Do this:
Across all the lines below, how many contain the string "Scotland"? Please reply with the number only.

- - -

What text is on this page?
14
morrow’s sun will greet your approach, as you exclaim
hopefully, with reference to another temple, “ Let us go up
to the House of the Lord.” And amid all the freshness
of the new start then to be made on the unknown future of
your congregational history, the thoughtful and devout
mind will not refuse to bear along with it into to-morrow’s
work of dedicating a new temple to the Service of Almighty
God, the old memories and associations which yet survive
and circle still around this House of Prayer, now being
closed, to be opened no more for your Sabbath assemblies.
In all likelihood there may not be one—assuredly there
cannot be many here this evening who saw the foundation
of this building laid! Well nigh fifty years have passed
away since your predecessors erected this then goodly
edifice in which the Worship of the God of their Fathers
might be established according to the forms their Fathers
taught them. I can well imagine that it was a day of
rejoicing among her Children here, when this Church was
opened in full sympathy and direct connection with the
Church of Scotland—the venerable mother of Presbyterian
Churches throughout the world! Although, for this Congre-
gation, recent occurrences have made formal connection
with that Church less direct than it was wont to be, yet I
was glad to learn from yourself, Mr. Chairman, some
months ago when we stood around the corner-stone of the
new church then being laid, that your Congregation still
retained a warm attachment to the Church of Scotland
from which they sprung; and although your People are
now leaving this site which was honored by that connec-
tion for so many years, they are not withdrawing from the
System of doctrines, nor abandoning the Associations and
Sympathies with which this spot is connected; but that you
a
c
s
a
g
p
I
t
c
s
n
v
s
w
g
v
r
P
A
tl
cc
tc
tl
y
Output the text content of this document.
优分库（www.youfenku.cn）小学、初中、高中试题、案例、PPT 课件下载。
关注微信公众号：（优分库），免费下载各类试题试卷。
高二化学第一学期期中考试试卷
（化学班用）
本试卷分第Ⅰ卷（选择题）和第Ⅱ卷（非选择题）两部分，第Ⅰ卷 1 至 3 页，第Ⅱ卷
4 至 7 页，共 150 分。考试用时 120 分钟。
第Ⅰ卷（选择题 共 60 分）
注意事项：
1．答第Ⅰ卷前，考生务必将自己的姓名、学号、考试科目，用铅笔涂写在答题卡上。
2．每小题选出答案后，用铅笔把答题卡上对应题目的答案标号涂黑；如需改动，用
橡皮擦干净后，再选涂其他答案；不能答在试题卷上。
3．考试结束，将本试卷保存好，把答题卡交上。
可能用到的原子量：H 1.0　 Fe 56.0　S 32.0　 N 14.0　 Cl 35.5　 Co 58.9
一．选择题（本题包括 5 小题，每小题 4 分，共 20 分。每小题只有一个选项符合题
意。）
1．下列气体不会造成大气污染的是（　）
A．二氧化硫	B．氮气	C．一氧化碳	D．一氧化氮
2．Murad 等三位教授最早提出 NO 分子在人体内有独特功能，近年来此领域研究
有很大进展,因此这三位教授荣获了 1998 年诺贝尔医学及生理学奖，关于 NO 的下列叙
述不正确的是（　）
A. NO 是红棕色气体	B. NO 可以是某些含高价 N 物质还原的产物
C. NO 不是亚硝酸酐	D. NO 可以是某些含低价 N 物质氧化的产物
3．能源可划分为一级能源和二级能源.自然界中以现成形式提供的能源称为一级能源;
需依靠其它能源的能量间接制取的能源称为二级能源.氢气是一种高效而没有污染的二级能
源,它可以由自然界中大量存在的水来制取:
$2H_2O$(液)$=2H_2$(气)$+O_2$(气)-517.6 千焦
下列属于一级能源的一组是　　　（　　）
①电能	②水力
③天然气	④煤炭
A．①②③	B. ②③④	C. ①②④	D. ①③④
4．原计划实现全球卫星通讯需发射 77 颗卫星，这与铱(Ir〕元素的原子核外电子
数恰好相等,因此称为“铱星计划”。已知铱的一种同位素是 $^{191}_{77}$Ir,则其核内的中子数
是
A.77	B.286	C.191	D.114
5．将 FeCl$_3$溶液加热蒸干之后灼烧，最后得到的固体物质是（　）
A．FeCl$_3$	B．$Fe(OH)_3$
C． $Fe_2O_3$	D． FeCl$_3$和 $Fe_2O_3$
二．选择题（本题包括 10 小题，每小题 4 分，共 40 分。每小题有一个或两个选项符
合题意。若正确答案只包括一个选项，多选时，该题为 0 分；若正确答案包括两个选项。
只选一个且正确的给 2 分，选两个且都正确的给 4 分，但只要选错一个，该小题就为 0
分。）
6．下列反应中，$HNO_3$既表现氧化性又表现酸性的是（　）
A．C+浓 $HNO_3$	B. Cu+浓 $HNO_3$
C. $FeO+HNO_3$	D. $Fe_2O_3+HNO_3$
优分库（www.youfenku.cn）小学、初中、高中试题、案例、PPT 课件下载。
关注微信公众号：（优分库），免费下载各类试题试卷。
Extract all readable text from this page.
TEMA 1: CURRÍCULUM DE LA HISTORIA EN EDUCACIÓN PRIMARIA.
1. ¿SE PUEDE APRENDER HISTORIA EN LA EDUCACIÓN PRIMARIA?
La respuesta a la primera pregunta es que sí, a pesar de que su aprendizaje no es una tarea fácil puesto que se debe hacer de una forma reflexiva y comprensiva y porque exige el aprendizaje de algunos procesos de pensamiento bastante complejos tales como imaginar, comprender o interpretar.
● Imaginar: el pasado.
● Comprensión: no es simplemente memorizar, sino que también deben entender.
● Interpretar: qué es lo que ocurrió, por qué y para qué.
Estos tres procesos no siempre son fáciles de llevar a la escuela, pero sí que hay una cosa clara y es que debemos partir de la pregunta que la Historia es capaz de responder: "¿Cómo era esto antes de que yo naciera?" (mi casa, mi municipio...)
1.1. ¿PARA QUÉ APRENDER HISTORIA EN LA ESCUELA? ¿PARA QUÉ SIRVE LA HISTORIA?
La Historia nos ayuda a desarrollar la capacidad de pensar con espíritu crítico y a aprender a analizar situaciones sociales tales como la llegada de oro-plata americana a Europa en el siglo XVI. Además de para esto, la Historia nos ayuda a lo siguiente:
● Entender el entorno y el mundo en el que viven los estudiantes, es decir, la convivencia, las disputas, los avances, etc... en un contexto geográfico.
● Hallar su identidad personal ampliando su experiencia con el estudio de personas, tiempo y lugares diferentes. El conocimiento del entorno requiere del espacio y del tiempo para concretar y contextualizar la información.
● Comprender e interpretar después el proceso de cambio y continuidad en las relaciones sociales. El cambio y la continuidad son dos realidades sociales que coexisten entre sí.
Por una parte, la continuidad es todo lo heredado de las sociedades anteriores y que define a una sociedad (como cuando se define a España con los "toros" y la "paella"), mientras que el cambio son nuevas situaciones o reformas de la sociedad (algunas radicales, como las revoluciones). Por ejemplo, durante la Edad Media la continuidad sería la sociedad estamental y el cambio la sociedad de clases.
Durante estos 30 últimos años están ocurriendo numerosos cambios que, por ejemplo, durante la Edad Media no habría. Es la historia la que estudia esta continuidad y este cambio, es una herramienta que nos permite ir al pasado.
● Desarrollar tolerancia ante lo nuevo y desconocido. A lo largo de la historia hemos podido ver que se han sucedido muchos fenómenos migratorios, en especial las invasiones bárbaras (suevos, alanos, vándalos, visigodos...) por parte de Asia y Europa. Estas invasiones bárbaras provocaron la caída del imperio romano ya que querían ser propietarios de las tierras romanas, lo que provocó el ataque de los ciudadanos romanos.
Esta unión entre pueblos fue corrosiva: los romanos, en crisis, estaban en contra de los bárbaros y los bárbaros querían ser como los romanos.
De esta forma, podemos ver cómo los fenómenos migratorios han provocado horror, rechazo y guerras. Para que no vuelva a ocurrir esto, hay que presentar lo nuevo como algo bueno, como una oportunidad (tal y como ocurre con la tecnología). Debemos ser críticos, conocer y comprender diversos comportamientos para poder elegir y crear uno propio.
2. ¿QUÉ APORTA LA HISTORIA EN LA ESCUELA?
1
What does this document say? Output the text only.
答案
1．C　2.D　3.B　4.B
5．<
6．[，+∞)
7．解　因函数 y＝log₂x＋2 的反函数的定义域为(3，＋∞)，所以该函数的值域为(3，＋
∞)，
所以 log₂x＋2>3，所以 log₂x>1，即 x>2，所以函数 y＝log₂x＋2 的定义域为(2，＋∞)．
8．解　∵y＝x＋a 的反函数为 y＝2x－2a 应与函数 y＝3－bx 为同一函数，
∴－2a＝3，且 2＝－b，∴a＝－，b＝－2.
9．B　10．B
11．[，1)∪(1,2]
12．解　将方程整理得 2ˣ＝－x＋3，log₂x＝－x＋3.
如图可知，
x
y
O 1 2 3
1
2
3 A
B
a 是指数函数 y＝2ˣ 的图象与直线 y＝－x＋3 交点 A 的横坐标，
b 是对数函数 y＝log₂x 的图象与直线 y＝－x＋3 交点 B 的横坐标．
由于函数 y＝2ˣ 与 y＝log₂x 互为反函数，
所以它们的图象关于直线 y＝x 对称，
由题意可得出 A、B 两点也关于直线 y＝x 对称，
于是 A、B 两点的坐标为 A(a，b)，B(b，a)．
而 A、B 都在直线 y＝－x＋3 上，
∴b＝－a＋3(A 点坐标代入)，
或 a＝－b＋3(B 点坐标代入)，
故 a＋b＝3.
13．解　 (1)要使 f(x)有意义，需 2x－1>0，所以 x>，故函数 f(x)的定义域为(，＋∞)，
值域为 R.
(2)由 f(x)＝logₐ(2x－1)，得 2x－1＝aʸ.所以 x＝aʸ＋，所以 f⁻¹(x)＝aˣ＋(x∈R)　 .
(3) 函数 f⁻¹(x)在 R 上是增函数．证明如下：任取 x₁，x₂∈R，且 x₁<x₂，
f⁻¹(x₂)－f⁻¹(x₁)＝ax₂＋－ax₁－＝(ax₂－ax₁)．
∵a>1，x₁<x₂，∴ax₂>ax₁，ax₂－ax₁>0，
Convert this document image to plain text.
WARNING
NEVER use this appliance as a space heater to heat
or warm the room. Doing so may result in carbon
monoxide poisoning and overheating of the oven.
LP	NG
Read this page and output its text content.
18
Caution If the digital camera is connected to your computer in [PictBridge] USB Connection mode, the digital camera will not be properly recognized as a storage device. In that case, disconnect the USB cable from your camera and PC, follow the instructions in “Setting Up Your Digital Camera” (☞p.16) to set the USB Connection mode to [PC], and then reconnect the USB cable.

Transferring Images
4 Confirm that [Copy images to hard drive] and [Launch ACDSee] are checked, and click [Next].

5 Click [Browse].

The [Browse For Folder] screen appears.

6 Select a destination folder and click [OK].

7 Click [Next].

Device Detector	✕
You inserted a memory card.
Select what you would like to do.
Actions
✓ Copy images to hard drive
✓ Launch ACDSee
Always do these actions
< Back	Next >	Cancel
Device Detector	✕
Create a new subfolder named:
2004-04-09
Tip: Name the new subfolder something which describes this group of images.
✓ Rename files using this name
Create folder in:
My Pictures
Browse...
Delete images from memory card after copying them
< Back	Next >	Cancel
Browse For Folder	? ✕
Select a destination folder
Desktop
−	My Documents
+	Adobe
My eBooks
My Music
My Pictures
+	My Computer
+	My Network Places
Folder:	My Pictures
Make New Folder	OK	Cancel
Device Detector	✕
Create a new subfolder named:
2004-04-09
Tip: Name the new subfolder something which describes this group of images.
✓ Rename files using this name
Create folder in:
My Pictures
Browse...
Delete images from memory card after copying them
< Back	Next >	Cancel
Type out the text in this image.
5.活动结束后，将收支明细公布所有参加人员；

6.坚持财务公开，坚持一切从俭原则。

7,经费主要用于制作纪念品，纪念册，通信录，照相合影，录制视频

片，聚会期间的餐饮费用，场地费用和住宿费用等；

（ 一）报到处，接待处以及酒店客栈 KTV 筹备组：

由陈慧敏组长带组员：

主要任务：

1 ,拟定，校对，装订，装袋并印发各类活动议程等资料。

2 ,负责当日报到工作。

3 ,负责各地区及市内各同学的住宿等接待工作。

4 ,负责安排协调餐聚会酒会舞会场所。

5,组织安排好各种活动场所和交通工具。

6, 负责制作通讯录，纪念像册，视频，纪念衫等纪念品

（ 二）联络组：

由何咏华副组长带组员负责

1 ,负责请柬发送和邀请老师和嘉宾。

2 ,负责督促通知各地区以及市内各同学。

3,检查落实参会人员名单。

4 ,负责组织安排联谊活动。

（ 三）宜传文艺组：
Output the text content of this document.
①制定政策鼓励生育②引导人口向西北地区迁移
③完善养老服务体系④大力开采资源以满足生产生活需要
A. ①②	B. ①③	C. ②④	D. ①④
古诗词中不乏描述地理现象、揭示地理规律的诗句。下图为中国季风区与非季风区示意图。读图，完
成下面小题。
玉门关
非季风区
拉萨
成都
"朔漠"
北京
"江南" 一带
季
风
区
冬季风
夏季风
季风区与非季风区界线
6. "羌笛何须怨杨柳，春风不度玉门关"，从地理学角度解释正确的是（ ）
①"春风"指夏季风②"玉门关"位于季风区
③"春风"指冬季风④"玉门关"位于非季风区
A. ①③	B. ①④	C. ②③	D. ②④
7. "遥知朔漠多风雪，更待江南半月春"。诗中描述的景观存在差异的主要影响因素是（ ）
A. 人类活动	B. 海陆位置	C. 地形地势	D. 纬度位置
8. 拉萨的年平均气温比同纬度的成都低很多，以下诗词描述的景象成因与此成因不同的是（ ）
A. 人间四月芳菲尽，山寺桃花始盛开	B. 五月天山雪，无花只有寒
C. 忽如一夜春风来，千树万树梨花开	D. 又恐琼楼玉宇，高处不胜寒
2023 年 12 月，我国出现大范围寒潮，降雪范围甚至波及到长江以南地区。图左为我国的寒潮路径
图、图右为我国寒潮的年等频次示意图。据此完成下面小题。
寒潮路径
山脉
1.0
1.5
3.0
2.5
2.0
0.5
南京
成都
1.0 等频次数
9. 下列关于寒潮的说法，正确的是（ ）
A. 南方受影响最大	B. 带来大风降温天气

- - -

Exercise output:
2